Problem statement
Report every line from the material that contains the word "screenshot".

Dataset items:

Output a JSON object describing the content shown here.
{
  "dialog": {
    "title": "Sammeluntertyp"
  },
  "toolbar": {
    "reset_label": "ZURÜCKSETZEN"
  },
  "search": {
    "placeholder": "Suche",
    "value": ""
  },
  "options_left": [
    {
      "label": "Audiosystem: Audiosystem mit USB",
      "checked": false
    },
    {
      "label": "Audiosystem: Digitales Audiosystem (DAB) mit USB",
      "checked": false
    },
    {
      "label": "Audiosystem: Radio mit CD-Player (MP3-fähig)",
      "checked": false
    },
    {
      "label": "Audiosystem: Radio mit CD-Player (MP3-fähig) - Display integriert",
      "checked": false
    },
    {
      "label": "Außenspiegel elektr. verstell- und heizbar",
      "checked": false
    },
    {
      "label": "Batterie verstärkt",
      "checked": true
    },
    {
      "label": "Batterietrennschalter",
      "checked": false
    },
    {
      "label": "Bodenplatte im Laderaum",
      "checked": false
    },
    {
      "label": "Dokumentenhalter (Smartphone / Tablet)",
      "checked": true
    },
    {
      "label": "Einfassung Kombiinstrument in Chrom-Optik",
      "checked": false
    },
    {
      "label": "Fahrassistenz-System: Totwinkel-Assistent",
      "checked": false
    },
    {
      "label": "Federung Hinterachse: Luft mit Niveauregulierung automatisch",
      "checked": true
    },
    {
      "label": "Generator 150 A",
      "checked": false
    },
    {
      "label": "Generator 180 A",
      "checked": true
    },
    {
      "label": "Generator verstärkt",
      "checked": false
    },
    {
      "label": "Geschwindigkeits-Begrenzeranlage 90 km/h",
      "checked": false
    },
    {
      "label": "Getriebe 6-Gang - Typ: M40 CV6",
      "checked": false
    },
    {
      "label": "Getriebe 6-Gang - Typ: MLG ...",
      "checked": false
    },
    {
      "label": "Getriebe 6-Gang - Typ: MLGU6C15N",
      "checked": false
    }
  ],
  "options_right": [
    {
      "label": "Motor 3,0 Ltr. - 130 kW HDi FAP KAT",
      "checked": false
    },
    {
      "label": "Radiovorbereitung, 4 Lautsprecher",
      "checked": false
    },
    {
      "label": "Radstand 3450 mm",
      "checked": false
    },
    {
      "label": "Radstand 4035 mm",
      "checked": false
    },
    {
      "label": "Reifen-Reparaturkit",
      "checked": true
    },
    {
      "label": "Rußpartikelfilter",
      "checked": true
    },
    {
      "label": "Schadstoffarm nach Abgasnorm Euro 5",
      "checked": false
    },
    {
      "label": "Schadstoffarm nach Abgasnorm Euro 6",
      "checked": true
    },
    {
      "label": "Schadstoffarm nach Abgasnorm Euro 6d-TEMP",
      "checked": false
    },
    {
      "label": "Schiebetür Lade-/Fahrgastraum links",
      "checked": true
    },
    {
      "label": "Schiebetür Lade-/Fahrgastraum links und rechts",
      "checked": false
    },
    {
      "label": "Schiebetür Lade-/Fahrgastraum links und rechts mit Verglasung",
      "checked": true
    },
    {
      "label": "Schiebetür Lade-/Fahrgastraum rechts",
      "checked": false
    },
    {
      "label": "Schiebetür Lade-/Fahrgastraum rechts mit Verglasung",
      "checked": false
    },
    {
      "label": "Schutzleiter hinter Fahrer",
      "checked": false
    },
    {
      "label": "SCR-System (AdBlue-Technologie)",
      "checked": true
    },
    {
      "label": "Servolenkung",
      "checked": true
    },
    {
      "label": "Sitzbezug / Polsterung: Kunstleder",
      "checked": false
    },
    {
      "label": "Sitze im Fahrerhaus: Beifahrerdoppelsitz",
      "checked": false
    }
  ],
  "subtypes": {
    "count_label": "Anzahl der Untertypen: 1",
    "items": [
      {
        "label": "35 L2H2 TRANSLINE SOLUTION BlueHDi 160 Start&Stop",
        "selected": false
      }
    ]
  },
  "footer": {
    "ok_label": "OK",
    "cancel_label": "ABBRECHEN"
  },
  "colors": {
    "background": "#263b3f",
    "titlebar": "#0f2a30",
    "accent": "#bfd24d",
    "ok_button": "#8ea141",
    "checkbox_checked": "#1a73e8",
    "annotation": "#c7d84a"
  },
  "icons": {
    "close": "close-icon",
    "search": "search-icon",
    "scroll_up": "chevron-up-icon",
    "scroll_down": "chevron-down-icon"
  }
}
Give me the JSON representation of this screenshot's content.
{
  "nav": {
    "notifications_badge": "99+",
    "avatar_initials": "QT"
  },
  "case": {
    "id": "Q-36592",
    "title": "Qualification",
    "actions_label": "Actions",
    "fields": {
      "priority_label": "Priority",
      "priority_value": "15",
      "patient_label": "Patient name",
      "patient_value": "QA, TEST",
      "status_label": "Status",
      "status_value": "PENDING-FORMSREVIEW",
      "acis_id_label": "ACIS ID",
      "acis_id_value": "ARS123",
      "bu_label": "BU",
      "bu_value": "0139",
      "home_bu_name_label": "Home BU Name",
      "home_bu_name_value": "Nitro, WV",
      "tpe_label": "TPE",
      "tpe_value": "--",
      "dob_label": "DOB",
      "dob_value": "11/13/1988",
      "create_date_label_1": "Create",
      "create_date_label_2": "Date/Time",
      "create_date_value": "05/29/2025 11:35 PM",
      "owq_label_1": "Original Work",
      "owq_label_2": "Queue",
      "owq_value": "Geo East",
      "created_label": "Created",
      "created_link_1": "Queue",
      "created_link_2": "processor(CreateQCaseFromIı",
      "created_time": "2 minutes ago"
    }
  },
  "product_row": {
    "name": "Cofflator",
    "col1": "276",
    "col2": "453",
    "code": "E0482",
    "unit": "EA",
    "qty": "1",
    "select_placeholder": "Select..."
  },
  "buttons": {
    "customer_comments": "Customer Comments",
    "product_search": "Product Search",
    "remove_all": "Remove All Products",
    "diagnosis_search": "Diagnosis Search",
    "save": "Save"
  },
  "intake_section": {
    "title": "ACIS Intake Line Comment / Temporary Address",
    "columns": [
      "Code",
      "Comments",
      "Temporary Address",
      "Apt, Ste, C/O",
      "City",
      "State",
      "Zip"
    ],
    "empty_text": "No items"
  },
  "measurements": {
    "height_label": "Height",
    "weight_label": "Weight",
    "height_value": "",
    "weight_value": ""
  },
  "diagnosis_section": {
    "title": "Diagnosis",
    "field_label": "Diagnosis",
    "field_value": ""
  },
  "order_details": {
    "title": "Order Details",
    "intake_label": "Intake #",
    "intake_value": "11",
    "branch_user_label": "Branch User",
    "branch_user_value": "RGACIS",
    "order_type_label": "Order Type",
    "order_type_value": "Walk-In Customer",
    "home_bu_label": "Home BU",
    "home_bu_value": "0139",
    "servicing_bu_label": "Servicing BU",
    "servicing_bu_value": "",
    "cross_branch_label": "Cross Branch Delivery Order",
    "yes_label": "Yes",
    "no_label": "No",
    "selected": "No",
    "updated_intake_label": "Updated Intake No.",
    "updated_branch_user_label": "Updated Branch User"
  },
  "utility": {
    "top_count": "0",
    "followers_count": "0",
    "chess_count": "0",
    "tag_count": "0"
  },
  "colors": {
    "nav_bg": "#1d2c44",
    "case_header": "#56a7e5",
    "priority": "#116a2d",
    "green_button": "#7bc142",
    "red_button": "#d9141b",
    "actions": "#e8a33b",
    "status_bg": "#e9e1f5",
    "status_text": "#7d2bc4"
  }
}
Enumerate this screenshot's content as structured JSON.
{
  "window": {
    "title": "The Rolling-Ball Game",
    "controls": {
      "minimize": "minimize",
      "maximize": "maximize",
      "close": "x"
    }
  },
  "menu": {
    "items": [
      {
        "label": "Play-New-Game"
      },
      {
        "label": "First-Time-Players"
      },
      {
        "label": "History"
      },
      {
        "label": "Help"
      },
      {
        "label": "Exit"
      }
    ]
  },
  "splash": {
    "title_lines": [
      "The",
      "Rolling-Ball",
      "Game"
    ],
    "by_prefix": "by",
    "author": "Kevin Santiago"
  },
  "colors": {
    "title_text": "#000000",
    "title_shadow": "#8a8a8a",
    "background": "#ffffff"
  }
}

Answer to the problem
Give me the JSON representation of this screenshot's content.
Enumerate this screenshot's content as structured JSON.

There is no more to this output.